Required task – Any pictures in the records below should be skipped; write out everything else exactly.

Information shown –

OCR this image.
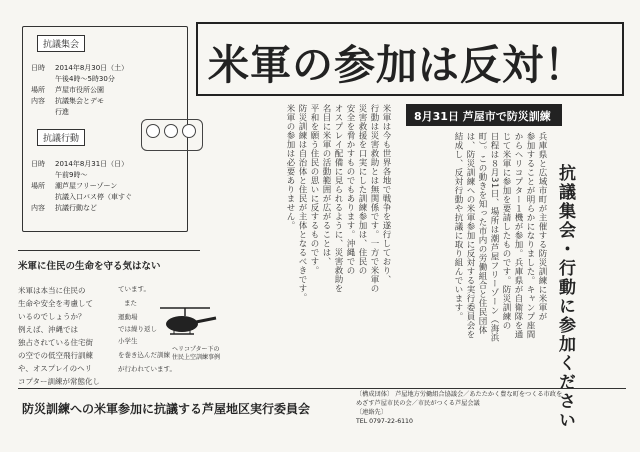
抗議集会
日時 2014年8月30日（土）
午後4時～5時30分
場所 芦屋市役所公園
内容 抗議集会とデモ
行進
抗議行動
日時 2014年8月31日（日）
午前9時～
場所 潮芦屋フリーゾーン
抗議入口バス停（車すぐ
内容 抗議行動など
米軍に住民の生命を守る気はない
米軍は本当に住民の
生命や安全を考慮して
いるのでしょうか？
例えば、沖縄では
独占されている住宅街
の空での低空飛行訓練
や、オスプレイのヘリ
コプター訓練が常態化し
ています。
また
運動場
では繰り返し
小学生
を巻き込んだ訓練
が行われています。
ヘリコプター下の
住民上空訓練事例
米軍の参加は反対！
8月31日 芦屋市で防災訓練
抗議集会・行動に参加ください
兵庫県と広域市町が主催する防災訓練に米軍が
参加することが明らかになりました。キャンプ座間
からヘリコプター１機が参加。兵庫県が自衛隊を通
じて米軍に参加を要請したものです。防災訓練の
日程は８月31日、場所は潮芦屋フリーゾーン（海浜
町）。この動きを知った市内の労働組合と住民団体
は、防災訓練への米軍参加に反対する実行委員会を
結成し、反対行動や抗議に取り組んでいます。
米軍は今も世界各地で戦争を遂行しており、
行動は災害救助とは無関係です。一方で米軍の
災害救援を口実にした訓練参加は、住民の
安全を脅かすものでもあります。沖縄での
オスプレイ配備に見られるように、災害救助を
名目に米軍の活動範囲が広がることは、
平和を願う住民の思いに反するものです。
防災訓練は自治体と住民が主体となるべきです。
米軍の参加は必要ありません。
防災訓練への米軍参加に抗議する芦屋地区実行委員会
〔構成団体〕 芦屋地方労働組合協議会／あたたかく豊な町をつくる市政を
めざす芦屋市民の会／市民がつくる芦屋会議
〔連絡先〕
TEL 0797-22-6110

Final result –
OCR this image.
抗議集会
日時 2014年8月30日（土）
午後4時～5時30分
場所 芦屋市役所公園
内容 抗議集会とデモ
行進
抗議行動
日時 2014年8月31日（日）
午前9時～
場所 潮芦屋フリーゾーン
抗議入口バス停（車すぐ
内容 抗議行動など
米軍に住民の生命を守る気はない
米軍は本当に住民の
生命や安全を考慮して
いるのでしょうか？
例えば、沖縄では
独占されている住宅街
の空での低空飛行訓練
や、オスプレイのヘリ
コプター訓練が常態化し
ています。
また
運動場
では繰り返し
小学生
を巻き込んだ訓練
が行われています。
ヘリコプター下の
住民上空訓練事例
米軍の参加は反対！
8月31日 芦屋市で防災訓練
抗議集会・行動に参加ください
兵庫県と広域市町が主催する防災訓練に米軍が
参加することが明らかになりました。キャンプ座間
からヘリコプター１機が参加。兵庫県が自衛隊を通
じて米軍に参加を要請したものです。防災訓練の
日程は８月31日、場所は潮芦屋フリーゾーン（海浜
町）。この動きを知った市内の労働組合と住民団体
は、防災訓練への米軍参加に反対する実行委員会を
結成し、反対行動や抗議に取り組んでいます。
米軍は今も世界各地で戦争を遂行しており、
行動は災害救助とは無関係です。一方で米軍の
災害救援を口実にした訓練参加は、住民の
安全を脅かすものでもあります。沖縄での
オスプレイ配備に見られるように、災害救助を
名目に米軍の活動範囲が広がることは、
平和を願う住民の思いに反するものです。
防災訓練は自治体と住民が主体となるべきです。
米軍の参加は必要ありません。
防災訓練への米軍参加に抗議する芦屋地区実行委員会
〔構成団体〕 芦屋地方労働組合協議会／あたたかく豊な町をつくる市政を
めざす芦屋市民の会／市民がつくる芦屋会議
〔連絡先〕
TEL 0797-22-6110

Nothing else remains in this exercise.